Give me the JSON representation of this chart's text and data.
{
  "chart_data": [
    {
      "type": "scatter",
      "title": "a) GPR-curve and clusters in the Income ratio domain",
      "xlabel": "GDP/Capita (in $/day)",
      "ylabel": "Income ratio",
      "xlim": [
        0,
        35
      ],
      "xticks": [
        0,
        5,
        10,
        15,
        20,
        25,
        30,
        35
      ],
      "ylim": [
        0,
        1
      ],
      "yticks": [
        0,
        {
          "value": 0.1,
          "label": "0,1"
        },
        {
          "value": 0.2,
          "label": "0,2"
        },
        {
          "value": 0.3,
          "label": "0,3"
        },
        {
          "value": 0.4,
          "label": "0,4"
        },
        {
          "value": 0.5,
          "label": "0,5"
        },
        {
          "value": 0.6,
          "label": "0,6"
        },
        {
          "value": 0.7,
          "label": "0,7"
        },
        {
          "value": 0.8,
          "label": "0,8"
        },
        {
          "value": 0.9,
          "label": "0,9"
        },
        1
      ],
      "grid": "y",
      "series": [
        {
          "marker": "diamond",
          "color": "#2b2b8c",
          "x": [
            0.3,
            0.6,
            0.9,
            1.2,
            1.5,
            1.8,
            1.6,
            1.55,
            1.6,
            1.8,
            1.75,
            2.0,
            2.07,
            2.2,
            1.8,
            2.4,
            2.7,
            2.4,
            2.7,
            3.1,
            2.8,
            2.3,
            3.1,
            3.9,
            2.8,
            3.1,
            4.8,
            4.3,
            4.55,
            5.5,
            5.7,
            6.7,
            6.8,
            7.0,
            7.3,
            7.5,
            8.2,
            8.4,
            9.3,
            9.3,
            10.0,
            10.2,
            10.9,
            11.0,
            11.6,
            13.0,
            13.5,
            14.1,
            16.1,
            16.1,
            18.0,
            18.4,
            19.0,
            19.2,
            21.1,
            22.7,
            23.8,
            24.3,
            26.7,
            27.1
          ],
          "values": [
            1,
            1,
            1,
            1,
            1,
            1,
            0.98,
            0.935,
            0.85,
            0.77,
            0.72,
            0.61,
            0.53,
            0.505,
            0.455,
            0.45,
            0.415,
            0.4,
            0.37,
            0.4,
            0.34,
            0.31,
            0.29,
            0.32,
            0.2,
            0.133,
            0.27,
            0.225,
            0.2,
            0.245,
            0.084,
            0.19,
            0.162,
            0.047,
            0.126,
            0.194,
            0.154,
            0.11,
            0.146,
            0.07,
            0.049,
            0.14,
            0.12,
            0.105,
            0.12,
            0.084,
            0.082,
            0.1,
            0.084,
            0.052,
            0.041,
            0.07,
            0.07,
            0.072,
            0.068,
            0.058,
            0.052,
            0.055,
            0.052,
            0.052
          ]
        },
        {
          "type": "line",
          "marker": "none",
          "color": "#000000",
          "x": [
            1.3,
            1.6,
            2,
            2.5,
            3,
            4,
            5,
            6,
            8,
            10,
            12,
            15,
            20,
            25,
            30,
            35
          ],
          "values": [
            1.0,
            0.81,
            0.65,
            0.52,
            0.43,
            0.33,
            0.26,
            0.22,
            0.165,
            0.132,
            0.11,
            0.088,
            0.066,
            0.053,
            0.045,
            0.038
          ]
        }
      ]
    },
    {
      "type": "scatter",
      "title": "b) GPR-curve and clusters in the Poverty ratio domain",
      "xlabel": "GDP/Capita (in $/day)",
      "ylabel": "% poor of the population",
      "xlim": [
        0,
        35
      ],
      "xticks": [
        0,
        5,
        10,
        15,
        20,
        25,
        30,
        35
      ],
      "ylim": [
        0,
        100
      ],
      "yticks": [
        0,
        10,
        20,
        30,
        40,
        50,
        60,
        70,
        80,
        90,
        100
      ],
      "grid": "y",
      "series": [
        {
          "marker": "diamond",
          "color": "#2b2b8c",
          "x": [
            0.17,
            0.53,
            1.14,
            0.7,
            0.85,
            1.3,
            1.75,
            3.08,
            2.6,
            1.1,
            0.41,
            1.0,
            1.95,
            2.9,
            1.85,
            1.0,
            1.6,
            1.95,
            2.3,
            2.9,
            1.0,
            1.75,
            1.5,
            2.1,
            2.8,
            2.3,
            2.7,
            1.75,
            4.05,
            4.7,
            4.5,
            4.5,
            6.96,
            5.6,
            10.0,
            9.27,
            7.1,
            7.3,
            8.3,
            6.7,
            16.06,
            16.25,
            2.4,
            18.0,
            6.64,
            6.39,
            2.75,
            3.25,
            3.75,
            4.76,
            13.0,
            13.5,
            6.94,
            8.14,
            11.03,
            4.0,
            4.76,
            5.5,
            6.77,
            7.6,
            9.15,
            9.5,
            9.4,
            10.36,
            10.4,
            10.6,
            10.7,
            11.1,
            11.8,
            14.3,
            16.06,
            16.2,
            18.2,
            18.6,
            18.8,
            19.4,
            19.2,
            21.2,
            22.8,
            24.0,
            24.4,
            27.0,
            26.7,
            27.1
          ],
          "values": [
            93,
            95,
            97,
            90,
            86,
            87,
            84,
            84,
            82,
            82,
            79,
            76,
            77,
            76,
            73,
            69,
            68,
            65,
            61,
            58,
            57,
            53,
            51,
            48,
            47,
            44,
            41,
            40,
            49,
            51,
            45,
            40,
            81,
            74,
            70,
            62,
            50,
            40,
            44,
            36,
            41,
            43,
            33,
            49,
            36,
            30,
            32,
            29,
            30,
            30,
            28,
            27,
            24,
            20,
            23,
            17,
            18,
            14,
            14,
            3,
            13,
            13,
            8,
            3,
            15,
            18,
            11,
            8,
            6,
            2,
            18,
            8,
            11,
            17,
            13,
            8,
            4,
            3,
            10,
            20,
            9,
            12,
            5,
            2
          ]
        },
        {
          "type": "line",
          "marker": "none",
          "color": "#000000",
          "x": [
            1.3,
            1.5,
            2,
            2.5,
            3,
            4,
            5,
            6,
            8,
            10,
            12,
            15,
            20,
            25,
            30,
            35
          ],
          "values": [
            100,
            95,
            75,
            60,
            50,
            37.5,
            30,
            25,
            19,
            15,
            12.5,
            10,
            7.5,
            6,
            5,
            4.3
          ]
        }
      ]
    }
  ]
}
=====
> WRITTEN EXERCISE
Identify the lines above that contain the word "domain", then copy them.

> FINISHED TASK
      "title": "a) GPR-curve and clusters in the Income ratio domain",
      "title": "b) GPR-curve and clusters in the Poverty ratio domain",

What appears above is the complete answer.